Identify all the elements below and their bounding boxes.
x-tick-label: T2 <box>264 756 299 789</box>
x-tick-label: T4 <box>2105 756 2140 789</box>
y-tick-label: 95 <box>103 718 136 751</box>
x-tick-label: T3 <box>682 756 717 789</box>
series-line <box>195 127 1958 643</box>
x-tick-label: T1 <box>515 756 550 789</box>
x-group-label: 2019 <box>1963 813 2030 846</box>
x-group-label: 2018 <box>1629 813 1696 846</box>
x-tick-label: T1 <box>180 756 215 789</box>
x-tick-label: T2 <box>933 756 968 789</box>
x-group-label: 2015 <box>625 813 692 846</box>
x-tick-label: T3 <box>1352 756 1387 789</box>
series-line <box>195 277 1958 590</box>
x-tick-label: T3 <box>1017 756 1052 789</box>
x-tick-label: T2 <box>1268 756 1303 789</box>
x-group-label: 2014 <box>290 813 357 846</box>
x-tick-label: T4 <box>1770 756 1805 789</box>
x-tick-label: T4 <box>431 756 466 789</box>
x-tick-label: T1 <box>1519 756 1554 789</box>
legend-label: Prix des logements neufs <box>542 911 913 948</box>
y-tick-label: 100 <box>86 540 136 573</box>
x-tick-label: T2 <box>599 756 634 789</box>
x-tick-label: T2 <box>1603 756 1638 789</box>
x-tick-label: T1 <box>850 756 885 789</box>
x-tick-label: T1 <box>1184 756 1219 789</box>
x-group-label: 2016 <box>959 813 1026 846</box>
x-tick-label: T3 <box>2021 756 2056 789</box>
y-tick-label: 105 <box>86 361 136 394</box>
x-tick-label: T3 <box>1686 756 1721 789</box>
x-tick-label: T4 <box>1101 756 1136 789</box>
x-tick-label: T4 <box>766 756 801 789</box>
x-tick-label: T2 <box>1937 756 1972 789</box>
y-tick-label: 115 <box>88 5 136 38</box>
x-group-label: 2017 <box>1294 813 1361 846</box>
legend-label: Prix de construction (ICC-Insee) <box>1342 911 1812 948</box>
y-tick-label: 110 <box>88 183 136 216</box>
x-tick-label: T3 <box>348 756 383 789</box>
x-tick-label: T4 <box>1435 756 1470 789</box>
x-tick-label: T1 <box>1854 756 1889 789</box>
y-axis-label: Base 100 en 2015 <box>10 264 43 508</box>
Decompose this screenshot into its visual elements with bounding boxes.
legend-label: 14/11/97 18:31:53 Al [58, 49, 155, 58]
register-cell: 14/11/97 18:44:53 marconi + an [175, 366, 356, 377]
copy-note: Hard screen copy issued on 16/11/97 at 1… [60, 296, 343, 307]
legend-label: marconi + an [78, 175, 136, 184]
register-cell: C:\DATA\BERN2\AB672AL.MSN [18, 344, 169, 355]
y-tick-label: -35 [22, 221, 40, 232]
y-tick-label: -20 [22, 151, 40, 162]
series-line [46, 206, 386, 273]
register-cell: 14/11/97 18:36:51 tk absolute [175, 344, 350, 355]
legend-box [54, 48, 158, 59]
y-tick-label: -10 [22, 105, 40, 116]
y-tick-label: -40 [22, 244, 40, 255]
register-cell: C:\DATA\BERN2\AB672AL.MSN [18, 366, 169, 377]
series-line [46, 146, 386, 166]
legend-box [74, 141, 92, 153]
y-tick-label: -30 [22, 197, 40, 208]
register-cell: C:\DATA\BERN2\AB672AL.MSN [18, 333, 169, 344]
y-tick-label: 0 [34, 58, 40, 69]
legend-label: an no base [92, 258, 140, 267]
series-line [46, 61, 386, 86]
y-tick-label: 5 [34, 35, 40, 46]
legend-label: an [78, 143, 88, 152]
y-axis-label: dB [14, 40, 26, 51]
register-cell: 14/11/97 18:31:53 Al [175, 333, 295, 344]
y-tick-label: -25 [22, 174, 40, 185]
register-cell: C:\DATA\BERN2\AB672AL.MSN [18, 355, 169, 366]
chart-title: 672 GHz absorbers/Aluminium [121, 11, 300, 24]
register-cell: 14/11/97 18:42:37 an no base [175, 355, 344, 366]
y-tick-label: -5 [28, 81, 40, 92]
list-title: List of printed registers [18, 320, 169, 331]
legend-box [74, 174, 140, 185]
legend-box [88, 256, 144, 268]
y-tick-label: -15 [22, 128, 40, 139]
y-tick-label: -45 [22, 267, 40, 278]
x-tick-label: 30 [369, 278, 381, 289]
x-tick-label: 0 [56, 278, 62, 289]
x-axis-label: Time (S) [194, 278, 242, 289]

+++

• Objective:
Rewrite all the entries above, replacing every occurrence of "series-line" with "plot-line" and leaving every other part of the lines unchanged.

• Result of the task:
Identify all the elements below and their bounding boxes.
x-tick-label: T2 <box>264 756 299 789</box>
x-tick-label: T4 <box>2105 756 2140 789</box>
y-tick-label: 95 <box>103 718 136 751</box>
x-tick-label: T3 <box>682 756 717 789</box>
plot-line <box>195 127 1958 643</box>
x-tick-label: T1 <box>515 756 550 789</box>
x-group-label: 2019 <box>1963 813 2030 846</box>
x-group-label: 2018 <box>1629 813 1696 846</box>
x-tick-label: T1 <box>180 756 215 789</box>
x-tick-label: T2 <box>933 756 968 789</box>
x-group-label: 2015 <box>625 813 692 846</box>
x-tick-label: T3 <box>1352 756 1387 789</box>
plot-line <box>195 277 1958 590</box>
x-tick-label: T3 <box>1017 756 1052 789</box>
x-tick-label: T2 <box>1268 756 1303 789</box>
x-group-label: 2014 <box>290 813 357 846</box>
x-tick-label: T4 <box>1770 756 1805 789</box>
x-tick-label: T4 <box>431 756 466 789</box>
x-tick-label: T1 <box>1519 756 1554 789</box>
legend-label: Prix des logements neufs <box>542 911 913 948</box>
y-tick-label: 100 <box>86 540 136 573</box>
x-tick-label: T2 <box>599 756 634 789</box>
x-tick-label: T2 <box>1603 756 1638 789</box>
x-tick-label: T1 <box>850 756 885 789</box>
x-tick-label: T1 <box>1184 756 1219 789</box>
x-group-label: 2016 <box>959 813 1026 846</box>
x-tick-label: T3 <box>2021 756 2056 789</box>
y-tick-label: 105 <box>86 361 136 394</box>
x-tick-label: T3 <box>1686 756 1721 789</box>
x-tick-label: T4 <box>1101 756 1136 789</box>
x-tick-label: T4 <box>766 756 801 789</box>
x-tick-label: T2 <box>1937 756 1972 789</box>
y-tick-label: 115 <box>88 5 136 38</box>
x-group-label: 2017 <box>1294 813 1361 846</box>
legend-label: Prix de construction (ICC-Insee) <box>1342 911 1812 948</box>
y-tick-label: 110 <box>88 183 136 216</box>
x-tick-label: T3 <box>348 756 383 789</box>
x-tick-label: T4 <box>1435 756 1470 789</box>
x-tick-label: T1 <box>1854 756 1889 789</box>
y-axis-label: Base 100 en 2015 <box>10 264 43 508</box>
Decompose this screenshot into its visual elements with bounding boxes.
legend-label: 14/11/97 18:31:53 Al [58, 49, 155, 58]
register-cell: 14/11/97 18:44:53 marconi + an [175, 366, 356, 377]
copy-note: Hard screen copy issued on 16/11/97 at 1… [60, 296, 343, 307]
legend-label: marconi + an [78, 175, 136, 184]
register-cell: C:\DATA\BERN2\AB672AL.MSN [18, 344, 169, 355]
y-tick-label: -35 [22, 221, 40, 232]
y-tick-label: -20 [22, 151, 40, 162]
plot-line [46, 206, 386, 273]
register-cell: 14/11/97 18:36:51 tk absolute [175, 344, 350, 355]
legend-box [54, 48, 158, 59]
y-tick-label: -10 [22, 105, 40, 116]
y-tick-label: -40 [22, 244, 40, 255]
register-cell: C:\DATA\BERN2\AB672AL.MSN [18, 366, 169, 377]
plot-line [46, 146, 386, 166]
legend-box [74, 141, 92, 153]
y-tick-label: -30 [22, 197, 40, 208]
register-cell: C:\DATA\BERN2\AB672AL.MSN [18, 333, 169, 344]
y-tick-label: 0 [34, 58, 40, 69]
legend-label: an no base [92, 258, 140, 267]
plot-line [46, 61, 386, 86]
y-tick-label: 5 [34, 35, 40, 46]
legend-label: an [78, 143, 88, 152]
y-axis-label: dB [14, 40, 26, 51]
register-cell: 14/11/97 18:31:53 Al [175, 333, 295, 344]
y-tick-label: -25 [22, 174, 40, 185]
register-cell: C:\DATA\BERN2\AB672AL.MSN [18, 355, 169, 366]
chart-title: 672 GHz absorbers/Aluminium [121, 11, 300, 24]
register-cell: 14/11/97 18:42:37 an no base [175, 355, 344, 366]
y-tick-label: -5 [28, 81, 40, 92]
list-title: List of printed registers [18, 320, 169, 331]
legend-box [74, 174, 140, 185]
legend-box [88, 256, 144, 268]
y-tick-label: -15 [22, 128, 40, 139]
y-tick-label: -45 [22, 267, 40, 278]
x-tick-label: 30 [369, 278, 381, 289]
x-tick-label: 0 [56, 278, 62, 289]
x-axis-label: Time (S) [194, 278, 242, 289]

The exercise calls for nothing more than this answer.